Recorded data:
— Start —

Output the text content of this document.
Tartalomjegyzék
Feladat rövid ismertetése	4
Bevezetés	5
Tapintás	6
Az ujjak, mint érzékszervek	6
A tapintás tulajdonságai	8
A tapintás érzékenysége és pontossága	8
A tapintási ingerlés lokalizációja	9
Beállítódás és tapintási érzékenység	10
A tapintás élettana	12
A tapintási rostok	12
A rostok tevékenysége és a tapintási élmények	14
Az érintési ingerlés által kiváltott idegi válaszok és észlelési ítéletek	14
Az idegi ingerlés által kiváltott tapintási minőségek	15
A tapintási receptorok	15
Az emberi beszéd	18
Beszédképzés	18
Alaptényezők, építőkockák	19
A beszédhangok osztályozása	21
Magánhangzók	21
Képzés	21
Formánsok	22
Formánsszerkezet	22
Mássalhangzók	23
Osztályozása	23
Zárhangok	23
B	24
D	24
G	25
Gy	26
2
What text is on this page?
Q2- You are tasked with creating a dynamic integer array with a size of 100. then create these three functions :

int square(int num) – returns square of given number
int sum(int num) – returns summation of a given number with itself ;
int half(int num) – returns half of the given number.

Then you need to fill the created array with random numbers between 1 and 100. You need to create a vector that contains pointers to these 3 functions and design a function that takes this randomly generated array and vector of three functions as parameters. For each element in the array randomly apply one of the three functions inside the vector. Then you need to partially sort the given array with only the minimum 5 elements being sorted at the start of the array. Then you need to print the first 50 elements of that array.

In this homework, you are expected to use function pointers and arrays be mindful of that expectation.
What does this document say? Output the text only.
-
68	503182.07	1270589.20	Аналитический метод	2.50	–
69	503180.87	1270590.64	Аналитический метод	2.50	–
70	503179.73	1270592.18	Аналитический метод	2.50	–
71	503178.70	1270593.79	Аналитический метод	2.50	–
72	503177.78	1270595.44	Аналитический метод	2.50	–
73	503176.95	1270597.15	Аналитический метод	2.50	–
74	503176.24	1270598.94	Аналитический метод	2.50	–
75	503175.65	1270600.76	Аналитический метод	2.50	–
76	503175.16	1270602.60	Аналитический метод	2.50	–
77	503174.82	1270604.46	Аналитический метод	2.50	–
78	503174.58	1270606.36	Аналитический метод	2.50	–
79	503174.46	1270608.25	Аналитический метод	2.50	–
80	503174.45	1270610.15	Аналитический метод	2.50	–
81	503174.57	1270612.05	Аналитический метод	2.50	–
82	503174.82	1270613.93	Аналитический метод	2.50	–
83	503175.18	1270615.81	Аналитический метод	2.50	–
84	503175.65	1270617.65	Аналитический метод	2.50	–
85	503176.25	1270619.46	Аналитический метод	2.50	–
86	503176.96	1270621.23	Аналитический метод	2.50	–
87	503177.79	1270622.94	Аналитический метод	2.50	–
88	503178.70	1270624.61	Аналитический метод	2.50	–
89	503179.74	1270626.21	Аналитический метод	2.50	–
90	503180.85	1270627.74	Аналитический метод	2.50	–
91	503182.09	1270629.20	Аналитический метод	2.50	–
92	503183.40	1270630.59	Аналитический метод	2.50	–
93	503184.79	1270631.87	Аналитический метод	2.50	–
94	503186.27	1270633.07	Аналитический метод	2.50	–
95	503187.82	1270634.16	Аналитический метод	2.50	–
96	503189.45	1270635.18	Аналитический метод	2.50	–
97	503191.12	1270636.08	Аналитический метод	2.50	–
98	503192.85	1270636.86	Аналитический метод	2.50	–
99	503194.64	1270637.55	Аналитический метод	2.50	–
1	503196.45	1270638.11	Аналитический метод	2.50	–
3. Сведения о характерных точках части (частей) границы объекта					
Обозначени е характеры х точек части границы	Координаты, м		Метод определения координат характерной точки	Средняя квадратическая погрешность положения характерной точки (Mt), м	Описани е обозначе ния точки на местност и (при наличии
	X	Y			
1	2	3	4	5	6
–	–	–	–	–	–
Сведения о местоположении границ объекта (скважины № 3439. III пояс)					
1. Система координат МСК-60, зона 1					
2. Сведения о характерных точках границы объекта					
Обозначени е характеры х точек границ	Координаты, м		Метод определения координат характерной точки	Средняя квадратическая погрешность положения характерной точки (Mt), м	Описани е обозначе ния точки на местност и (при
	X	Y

— End —

> _PROMPT_: Retype each record exactly, leaving nothing out.

> _ANSWER TO THIS PROBLEM_:
Output the text content of this document.
Tartalomjegyzék
Feladat rövid ismertetése	4
Bevezetés	5
Tapintás	6
Az ujjak, mint érzékszervek	6
A tapintás tulajdonságai	8
A tapintás érzékenysége és pontossága	8
A tapintási ingerlés lokalizációja	9
Beállítódás és tapintási érzékenység	10
A tapintás élettana	12
A tapintási rostok	12
A rostok tevékenysége és a tapintási élmények	14
Az érintési ingerlés által kiváltott idegi válaszok és észlelési ítéletek	14
Az idegi ingerlés által kiváltott tapintási minőségek	15
A tapintási receptorok	15
Az emberi beszéd	18
Beszédképzés	18
Alaptényezők, építőkockák	19
A beszédhangok osztályozása	21
Magánhangzók	21
Képzés	21
Formánsok	22
Formánsszerkezet	22
Mássalhangzók	23
Osztályozása	23
Zárhangok	23
B	24
D	24
G	25
Gy	26
2
What text is on this page?
Q2- You are tasked with creating a dynamic integer array with a size of 100. then create these three functions :

int square(int num) – returns square of given number
int sum(int num) – returns summation of a given number with itself ;
int half(int num) – returns half of the given number.

Then you need to fill the created array with random numbers between 1 and 100. You need to create a vector that contains pointers to these 3 functions and design a function that takes this randomly generated array and vector of three functions as parameters. For each element in the array randomly apply one of the three functions inside the vector. Then you need to partially sort the given array with only the minimum 5 elements being sorted at the start of the array. Then you need to print the first 50 elements of that array.

In this homework, you are expected to use function pointers and arrays be mindful of that expectation.
What does this document say? Output the text only.
-
68	503182.07	1270589.20	Аналитический метод	2.50	–
69	503180.87	1270590.64	Аналитический метод	2.50	–
70	503179.73	1270592.18	Аналитический метод	2.50	–
71	503178.70	1270593.79	Аналитический метод	2.50	–
72	503177.78	1270595.44	Аналитический метод	2.50	–
73	503176.95	1270597.15	Аналитический метод	2.50	–
74	503176.24	1270598.94	Аналитический метод	2.50	–
75	503175.65	1270600.76	Аналитический метод	2.50	–
76	503175.16	1270602.60	Аналитический метод	2.50	–
77	503174.82	1270604.46	Аналитический метод	2.50	–
78	503174.58	1270606.36	Аналитический метод	2.50	–
79	503174.46	1270608.25	Аналитический метод	2.50	–
80	503174.45	1270610.15	Аналитический метод	2.50	–
81	503174.57	1270612.05	Аналитический метод	2.50	–
82	503174.82	1270613.93	Аналитический метод	2.50	–
83	503175.18	1270615.81	Аналитический метод	2.50	–
84	503175.65	1270617.65	Аналитический метод	2.50	–
85	503176.25	1270619.46	Аналитический метод	2.50	–
86	503176.96	1270621.23	Аналитический метод	2.50	–
87	503177.79	1270622.94	Аналитический метод	2.50	–
88	503178.70	1270624.61	Аналитический метод	2.50	–
89	503179.74	1270626.21	Аналитический метод	2.50	–
90	503180.85	1270627.74	Аналитический метод	2.50	–
91	503182.09	1270629.20	Аналитический метод	2.50	–
92	503183.40	1270630.59	Аналитический метод	2.50	–
93	503184.79	1270631.87	Аналитический метод	2.50	–
94	503186.27	1270633.07	Аналитический метод	2.50	–
95	503187.82	1270634.16	Аналитический метод	2.50	–
96	503189.45	1270635.18	Аналитический метод	2.50	–
97	503191.12	1270636.08	Аналитический метод	2.50	–
98	503192.85	1270636.86	Аналитический метод	2.50	–
99	503194.64	1270637.55	Аналитический метод	2.50	–
1	503196.45	1270638.11	Аналитический метод	2.50	–
3. Сведения о характерных точках части (частей) границы объекта					
Обозначени е характеры х точек части границы	Координаты, м		Метод определения координат характерной точки	Средняя квадратическая погрешность положения характерной точки (Mt), м	Описани е обозначе ния точки на местност и (при наличии
	X	Y			
1	2	3	4	5	6
–	–	–	–	–	–
Сведения о местоположении границ объекта (скважины № 3439. III пояс)					
1. Система координат МСК-60, зона 1					
2. Сведения о характерных точках границы объекта					
Обозначени е характеры х точек границ	Координаты, м		Метод определения координат характерной точки	Средняя квадратическая погрешность положения характерной точки (Mt), м	Описани е обозначе ния точки на местност и (при
	X	Y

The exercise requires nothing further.